### Work required
Pull every line that holds the word "image" from the entries.

### Information shown
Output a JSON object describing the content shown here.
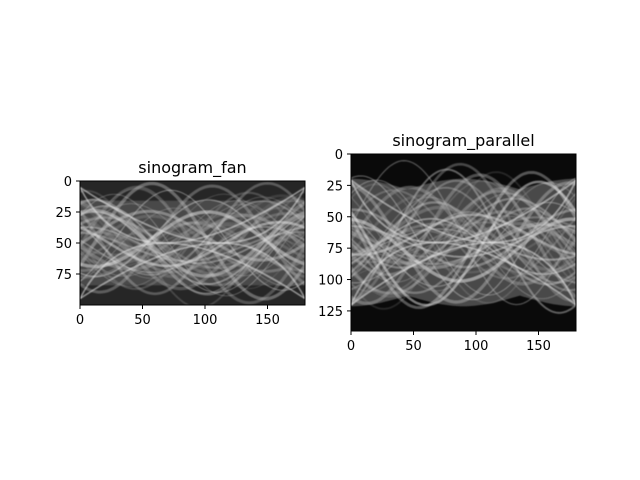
{
  "chart_data": [
    {
      "type": "heatmap",
      "title": "sinogram_fan",
      "colormap": "gray",
      "grid": false,
      "xlim": [
        0,
        180
      ],
      "ylim": [
        100,
        0
      ],
      "xticks": [
        0,
        50,
        100,
        150
      ],
      "yticks": [
        0,
        25,
        50,
        75
      ],
      "xlabel": "",
      "ylabel": ""
    },
    {
      "type": "heatmap",
      "title": "sinogram_parallel",
      "colormap": "gray",
      "grid": false,
      "xlim": [
        0,
        180
      ],
      "ylim": [
        141,
        0
      ],
      "xticks": [
        0,
        50,
        100,
        150
      ],
      "yticks": [
        0,
        25,
        50,
        75,
        100,
        125
      ],
      "xlabel": "",
      "ylabel": ""
    }
  ]
}
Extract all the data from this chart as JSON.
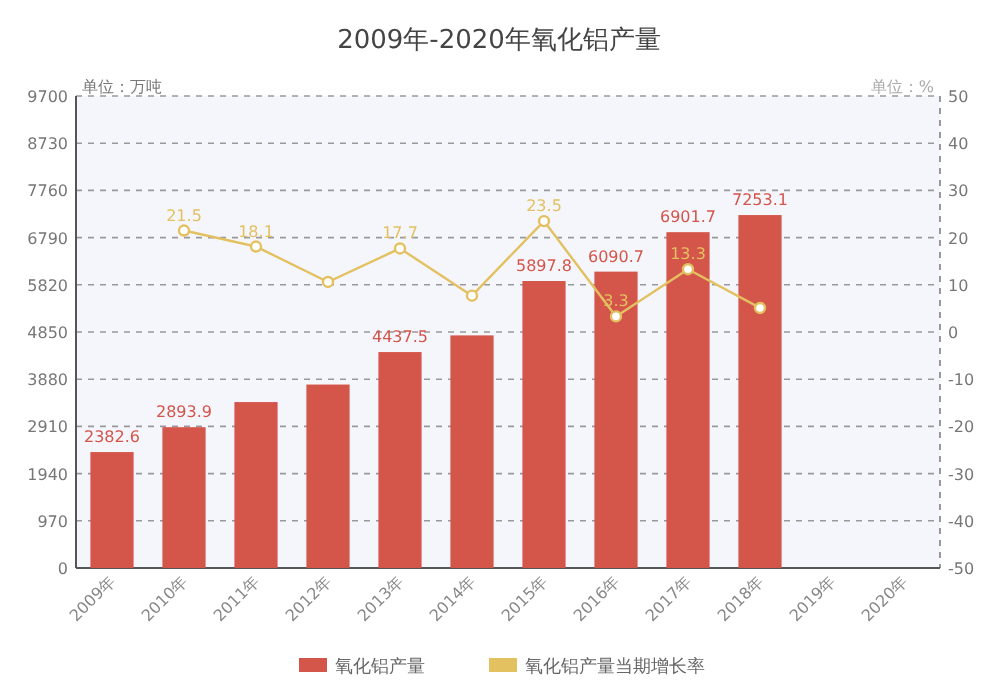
{
  "chart_data": {
    "type": "bar",
    "title": "2009年-2020年氧化铝产量",
    "annotations": [
      "单位：万吨",
      "单位：%"
    ],
    "categories": [
      "2009年",
      "2010年",
      "2011年",
      "2012年",
      "2013年",
      "2014年",
      "2015年",
      "2016年",
      "2017年",
      "2018年",
      "2019年",
      "2020年"
    ],
    "series": [
      {
        "name": "氧化铝产量",
        "color": "#d4554a",
        "values": [
          2382.6,
          2893.9,
          3410,
          3770,
          4437.5,
          4780,
          5897.8,
          6090.7,
          6901.7,
          7253.1,
          null,
          null
        ],
        "value_labels": [
          "2382.6",
          "2893.9",
          null,
          null,
          "4437.5",
          null,
          "5897.8",
          "6090.7",
          "6901.7",
          "7253.1",
          null,
          null
        ]
      },
      {
        "name": "氧化铝产量当期增长率",
        "type": "line",
        "axis": "y2",
        "color": "#e3c060",
        "marker": "circle",
        "values": [
          null,
          21.5,
          18.1,
          10.6,
          17.7,
          7.7,
          23.5,
          3.3,
          13.3,
          5.1,
          null,
          null
        ],
        "value_labels": [
          null,
          "21.5",
          "18.1",
          null,
          "17.7",
          null,
          "23.5",
          "3.3",
          "13.3",
          null,
          null,
          null
        ]
      }
    ],
    "ylim": [
      0,
      9700
    ],
    "yticks": [
      0,
      970,
      1940,
      2910,
      3880,
      4850,
      5820,
      6790,
      7760,
      8730,
      9700
    ],
    "y2lim": [
      -50,
      50
    ],
    "y2ticks": [
      -50,
      -40,
      -30,
      -20,
      -10,
      0,
      10,
      20,
      30,
      40,
      50
    ],
    "grid": "y",
    "legend": "bottom"
  }
}
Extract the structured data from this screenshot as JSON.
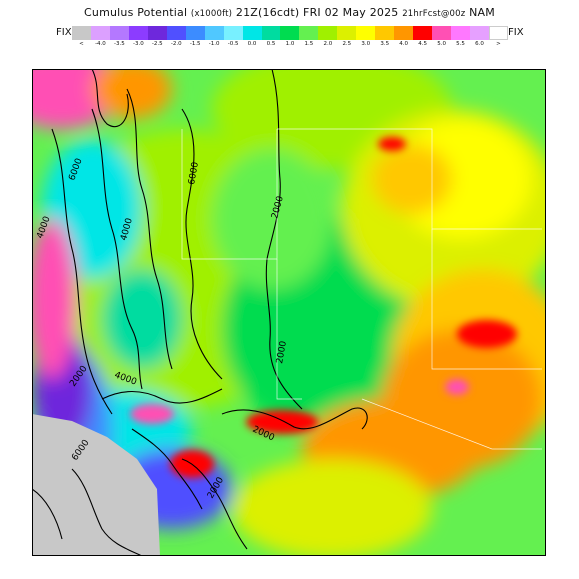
{
  "title": {
    "main": "Cumulus Potential",
    "units": "(x1000ft)",
    "valid": "21Z(16cdt) FRI 02 May 2025",
    "forecast": "21hrFcst@00z",
    "model": "NAM"
  },
  "legend": {
    "left_label": "FIX",
    "right_label": "FIX",
    "entries": [
      {
        "label": "<",
        "color": "#c8c8c8"
      },
      {
        "label": "-4.0",
        "color": "#dca0ff"
      },
      {
        "label": "-3.5",
        "color": "#b478ff"
      },
      {
        "label": "-3.0",
        "color": "#8c3cff"
      },
      {
        "label": "-2.5",
        "color": "#6e28dc"
      },
      {
        "label": "-2.0",
        "color": "#5050ff"
      },
      {
        "label": "-1.5",
        "color": "#3c8cff"
      },
      {
        "label": "-1.0",
        "color": "#50c8ff"
      },
      {
        "label": "-0.5",
        "color": "#78f0ff"
      },
      {
        "label": "0.0",
        "color": "#00e6e6"
      },
      {
        "label": "0.5",
        "color": "#00dca0"
      },
      {
        "label": "1.0",
        "color": "#00dc50"
      },
      {
        "label": "1.5",
        "color": "#64f050"
      },
      {
        "label": "2.0",
        "color": "#a0f000"
      },
      {
        "label": "2.5",
        "color": "#dcf000"
      },
      {
        "label": "3.0",
        "color": "#ffff00"
      },
      {
        "label": "3.5",
        "color": "#ffc800"
      },
      {
        "label": "4.0",
        "color": "#ff9600"
      },
      {
        "label": "4.5",
        "color": "#ff0000"
      },
      {
        "label": "5.0",
        "color": "#ff50b4"
      },
      {
        "label": "5.5",
        "color": "#ff78ff"
      },
      {
        "label": "6.0",
        "color": "#e6a0ff"
      },
      {
        "label": ">",
        "color": "#ffffff"
      }
    ]
  },
  "contours": {
    "labels": [
      "6000",
      "6000",
      "4000",
      "4000",
      "2000",
      "2000",
      "2000",
      "4000",
      "2000",
      "6000",
      "2000"
    ]
  }
}
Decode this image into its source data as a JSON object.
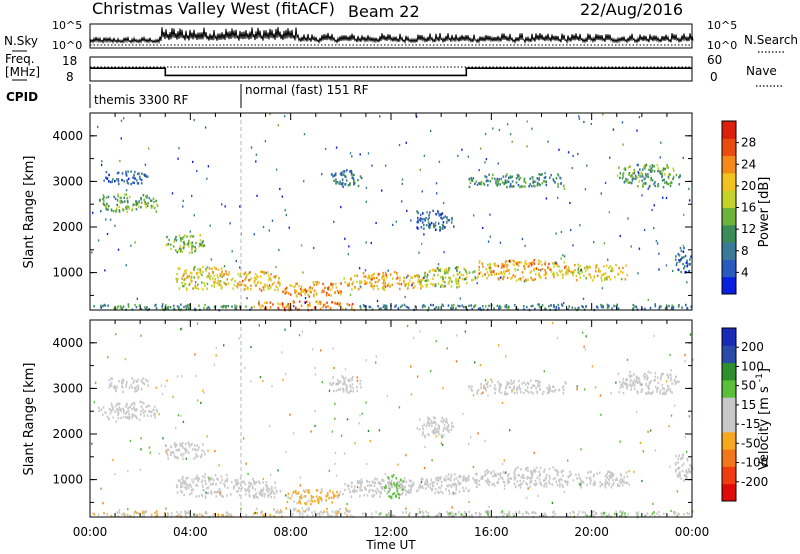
{
  "header": {
    "station": "Christmas Valley West (fitACF)",
    "beam": "Beam 22",
    "date": "22/Aug/2016"
  },
  "strip": {
    "nsky_label": "N.Sky",
    "nsky_ticks": [
      "10^5",
      "10^0"
    ],
    "nsearch_label": "N.Search",
    "nsearch_ticks": [
      "10^5",
      "10^0"
    ],
    "freq_label_1": "Freq.",
    "freq_label_2": "[MHz]",
    "freq_ticks": [
      "18",
      "8"
    ],
    "nave_label": "Nave",
    "nave_ticks": [
      "60",
      "0"
    ],
    "cpid_label": "CPID",
    "cpid_modes": [
      {
        "name": "themis 3300 RF",
        "start_hour": 0
      },
      {
        "name": "normal (fast) 151 RF",
        "start_hour": 6
      }
    ],
    "freq_segments": [
      {
        "from_hour": 0,
        "to_hour": 3,
        "value": 14
      },
      {
        "from_hour": 3,
        "to_hour": 15,
        "value": 10
      },
      {
        "from_hour": 15,
        "to_hour": 24,
        "value": 14
      }
    ]
  },
  "chart_data": [
    {
      "type": "heatmap",
      "panel": "power",
      "ylabel": "Slant Range [km]",
      "yticks": [
        "4000",
        "3000",
        "2000",
        "1000"
      ],
      "ylim": [
        180,
        4500
      ],
      "xlim_hours": [
        0,
        24
      ],
      "colorbar": {
        "label": "Power [dB]",
        "ticks": [
          "28",
          "24",
          "20",
          "16",
          "12",
          "8",
          "4"
        ],
        "range": [
          0,
          30
        ],
        "colors": [
          "#0a1ee0",
          "#2a5abf",
          "#3a7a98",
          "#3c8c5a",
          "#6db33a",
          "#c4d22a",
          "#f2c21e",
          "#f48a18",
          "#ea4c10",
          "#dc1f0a"
        ]
      },
      "regions": [
        {
          "t0": 0.3,
          "t1": 2.7,
          "r0": 2350,
          "r1": 2750,
          "value": 12
        },
        {
          "t0": 0.6,
          "t1": 2.3,
          "r0": 2950,
          "r1": 3250,
          "value": 6
        },
        {
          "t0": 3.0,
          "t1": 4.6,
          "r0": 1450,
          "r1": 1850,
          "value": 14
        },
        {
          "t0": 3.4,
          "t1": 5.6,
          "r0": 650,
          "r1": 1150,
          "value": 18
        },
        {
          "t0": 5.6,
          "t1": 7.6,
          "r0": 620,
          "r1": 1050,
          "value": 20
        },
        {
          "t0": 7.6,
          "t1": 10.0,
          "r0": 480,
          "r1": 820,
          "value": 22
        },
        {
          "t0": 10.0,
          "t1": 13.3,
          "r0": 650,
          "r1": 1050,
          "value": 20
        },
        {
          "t0": 13.0,
          "t1": 15.5,
          "r0": 700,
          "r1": 1150,
          "value": 16
        },
        {
          "t0": 15.3,
          "t1": 19.2,
          "r0": 850,
          "r1": 1300,
          "value": 20
        },
        {
          "t0": 19.2,
          "t1": 21.5,
          "r0": 850,
          "r1": 1200,
          "value": 18
        },
        {
          "t0": 21.0,
          "t1": 23.5,
          "r0": 2900,
          "r1": 3400,
          "value": 12
        },
        {
          "t0": 15.0,
          "t1": 19.0,
          "r0": 2900,
          "r1": 3200,
          "value": 10
        },
        {
          "t0": 13.0,
          "t1": 14.5,
          "r0": 1950,
          "r1": 2400,
          "value": 6
        },
        {
          "t0": 6.5,
          "t1": 10.5,
          "r0": 200,
          "r1": 400,
          "value": 24
        },
        {
          "t0": 0.0,
          "t1": 6.5,
          "r0": 200,
          "r1": 330,
          "value": 10
        },
        {
          "t0": 10.5,
          "t1": 24.0,
          "r0": 200,
          "r1": 330,
          "value": 8
        },
        {
          "t0": 23.3,
          "t1": 24.0,
          "r0": 1000,
          "r1": 1600,
          "value": 6
        },
        {
          "t0": 9.5,
          "t1": 10.8,
          "r0": 2900,
          "r1": 3300,
          "value": 8
        }
      ]
    },
    {
      "type": "heatmap",
      "panel": "velocity",
      "ylabel": "Slant Range [km]",
      "yticks": [
        "4000",
        "3000",
        "2000",
        "1000"
      ],
      "ylim": [
        180,
        4500
      ],
      "xlim_hours": [
        0,
        24
      ],
      "colorbar": {
        "label": "Velocity [m s^-1]",
        "ticks": [
          "200",
          "100",
          "50",
          "15",
          "-15",
          "-50",
          "-100",
          "-200"
        ],
        "range": [
          -250,
          250
        ],
        "colors": [
          "#e00a0a",
          "#f03c10",
          "#f4761a",
          "#f7a81f",
          "#c8c8c8",
          "#c8c8c8",
          "#5cbf3a",
          "#2e8f2e",
          "#2a4aa8",
          "#1a2ab8"
        ]
      },
      "regions": [
        {
          "t0": 0.3,
          "t1": 2.7,
          "r0": 2350,
          "r1": 2750,
          "value": 0
        },
        {
          "t0": 0.6,
          "t1": 2.3,
          "r0": 2950,
          "r1": 3250,
          "value": 0
        },
        {
          "t0": 3.0,
          "t1": 4.6,
          "r0": 1450,
          "r1": 1850,
          "value": 0
        },
        {
          "t0": 3.4,
          "t1": 5.6,
          "r0": 650,
          "r1": 1150,
          "value": 0
        },
        {
          "t0": 5.6,
          "t1": 7.6,
          "r0": 620,
          "r1": 1050,
          "value": 0
        },
        {
          "t0": 7.6,
          "t1": 10.0,
          "r0": 480,
          "r1": 820,
          "value": -60
        },
        {
          "t0": 10.0,
          "t1": 13.3,
          "r0": 650,
          "r1": 1050,
          "value": 0
        },
        {
          "t0": 11.7,
          "t1": 12.5,
          "r0": 600,
          "r1": 1150,
          "value": 60
        },
        {
          "t0": 13.0,
          "t1": 15.5,
          "r0": 700,
          "r1": 1150,
          "value": 0
        },
        {
          "t0": 15.3,
          "t1": 19.2,
          "r0": 850,
          "r1": 1300,
          "value": 0
        },
        {
          "t0": 19.2,
          "t1": 21.5,
          "r0": 850,
          "r1": 1200,
          "value": 0
        },
        {
          "t0": 21.0,
          "t1": 23.5,
          "r0": 2900,
          "r1": 3400,
          "value": 0
        },
        {
          "t0": 15.0,
          "t1": 19.0,
          "r0": 2900,
          "r1": 3200,
          "value": 0
        },
        {
          "t0": 13.0,
          "t1": 14.5,
          "r0": 1950,
          "r1": 2400,
          "value": 0
        },
        {
          "t0": 6.5,
          "t1": 10.5,
          "r0": 200,
          "r1": 400,
          "value": -40
        },
        {
          "t0": 0.0,
          "t1": 6.5,
          "r0": 200,
          "r1": 330,
          "value": -40
        },
        {
          "t0": 10.5,
          "t1": 24.0,
          "r0": 200,
          "r1": 330,
          "value": 40
        },
        {
          "t0": 23.3,
          "t1": 24.0,
          "r0": 1000,
          "r1": 1600,
          "value": 0
        },
        {
          "t0": 9.5,
          "t1": 10.8,
          "r0": 2900,
          "r1": 3300,
          "value": 0
        }
      ]
    }
  ],
  "xaxis": {
    "ticks": [
      "00:00",
      "04:00",
      "08:00",
      "12:00",
      "16:00",
      "20:00",
      "00:00"
    ],
    "label": "Time UT"
  }
}
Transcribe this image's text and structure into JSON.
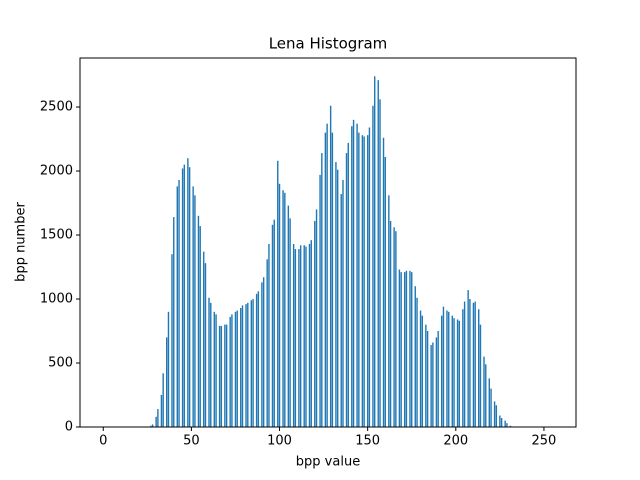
{
  "chart_data": {
    "type": "bar",
    "title": "Lena Histogram",
    "xlabel": "bpp value",
    "ylabel": "bpp number",
    "color": "#1f77b4",
    "x": [
      0,
      1,
      2,
      3,
      4,
      5,
      6,
      7,
      8,
      9,
      10,
      11,
      12,
      13,
      14,
      15,
      16,
      17,
      18,
      19,
      20,
      21,
      22,
      23,
      24,
      25,
      26,
      27,
      28,
      29,
      30,
      31,
      32,
      33,
      34,
      35,
      36,
      37,
      38,
      39,
      40,
      41,
      42,
      43,
      44,
      45,
      46,
      47,
      48,
      49,
      50,
      51,
      52,
      53,
      54,
      55,
      56,
      57,
      58,
      59,
      60,
      61,
      62,
      63,
      64,
      65,
      66,
      67,
      68,
      69,
      70,
      71,
      72,
      73,
      74,
      75,
      76,
      77,
      78,
      79,
      80,
      81,
      82,
      83,
      84,
      85,
      86,
      87,
      88,
      89,
      90,
      91,
      92,
      93,
      94,
      95,
      96,
      97,
      98,
      99,
      100,
      101,
      102,
      103,
      104,
      105,
      106,
      107,
      108,
      109,
      110,
      111,
      112,
      113,
      114,
      115,
      116,
      117,
      118,
      119,
      120,
      121,
      122,
      123,
      124,
      125,
      126,
      127,
      128,
      129,
      130,
      131,
      132,
      133,
      134,
      135,
      136,
      137,
      138,
      139,
      140,
      141,
      142,
      143,
      144,
      145,
      146,
      147,
      148,
      149,
      150,
      151,
      152,
      153,
      154,
      155,
      156,
      157,
      158,
      159,
      160,
      161,
      162,
      163,
      164,
      165,
      166,
      167,
      168,
      169,
      170,
      171,
      172,
      173,
      174,
      175,
      176,
      177,
      178,
      179,
      180,
      181,
      182,
      183,
      184,
      185,
      186,
      187,
      188,
      189,
      190,
      191,
      192,
      193,
      194,
      195,
      196,
      197,
      198,
      199,
      200,
      201,
      202,
      203,
      204,
      205,
      206,
      207,
      208,
      209,
      210,
      211,
      212,
      213,
      214,
      215,
      216,
      217,
      218,
      219,
      220,
      221,
      222,
      223,
      224,
      225,
      226,
      227,
      228,
      229,
      230,
      231,
      232,
      233,
      234,
      235,
      236,
      237,
      238,
      239,
      240,
      241,
      242,
      243,
      244,
      245,
      246,
      247,
      248,
      249,
      250,
      251,
      252,
      253,
      254,
      255
    ],
    "values": [
      0,
      0,
      0,
      0,
      0,
      0,
      0,
      0,
      0,
      0,
      0,
      0,
      0,
      0,
      0,
      0,
      0,
      0,
      0,
      0,
      0,
      0,
      0,
      0,
      0,
      0,
      0,
      10,
      20,
      0,
      80,
      140,
      0,
      250,
      420,
      0,
      700,
      900,
      0,
      1350,
      1640,
      0,
      1880,
      1930,
      0,
      2020,
      2050,
      0,
      2100,
      2030,
      0,
      1880,
      1810,
      0,
      1650,
      1570,
      0,
      1370,
      1280,
      0,
      1010,
      970,
      0,
      900,
      880,
      0,
      790,
      790,
      0,
      800,
      800,
      0,
      860,
      880,
      0,
      900,
      910,
      0,
      930,
      950,
      0,
      960,
      970,
      0,
      990,
      1000,
      0,
      1040,
      1060,
      0,
      1130,
      1170,
      0,
      1310,
      1430,
      0,
      1580,
      1620,
      0,
      2080,
      1900,
      0,
      1850,
      1830,
      0,
      1730,
      1630,
      0,
      1430,
      1390,
      0,
      1390,
      1420,
      0,
      1420,
      1410,
      0,
      1430,
      1460,
      0,
      1610,
      1700,
      0,
      1970,
      2140,
      0,
      2300,
      2370,
      0,
      2510,
      2300,
      0,
      2070,
      2010,
      0,
      1820,
      1930,
      0,
      2140,
      2220,
      0,
      2350,
      2400,
      0,
      2370,
      2300,
      0,
      2280,
      2270,
      0,
      2280,
      2340,
      0,
      2510,
      2740,
      0,
      2710,
      2560,
      0,
      2260,
      2110,
      0,
      1810,
      1610,
      0,
      1560,
      1530,
      0,
      1230,
      1210,
      0,
      1210,
      1220,
      0,
      1220,
      1210,
      0,
      1100,
      1010,
      0,
      910,
      870,
      0,
      800,
      750,
      0,
      640,
      660,
      0,
      700,
      750,
      0,
      870,
      940,
      0,
      910,
      900,
      0,
      870,
      850,
      0,
      840,
      830,
      0,
      920,
      980,
      0,
      1070,
      1000,
      0,
      970,
      980,
      0,
      920,
      800,
      0,
      550,
      490,
      0,
      380,
      300,
      0,
      200,
      170,
      0,
      90,
      70,
      0,
      50,
      30,
      0,
      10,
      0,
      0,
      0,
      0,
      0,
      0,
      0,
      0,
      0,
      0,
      0,
      0,
      0,
      0,
      0,
      0,
      0,
      0,
      0,
      0,
      0,
      0,
      0,
      0
    ],
    "xlim": [
      -13.19,
      268.19
    ],
    "xticks": [
      0,
      50,
      100,
      150,
      200,
      250
    ],
    "ylim": [
      0,
      2883
    ],
    "yticks": [
      0,
      500,
      1000,
      1500,
      2000,
      2500
    ]
  }
}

### Expected answer
Decode this image into its source data as a JSON object.
Transcribe this image's text and structure into JSON.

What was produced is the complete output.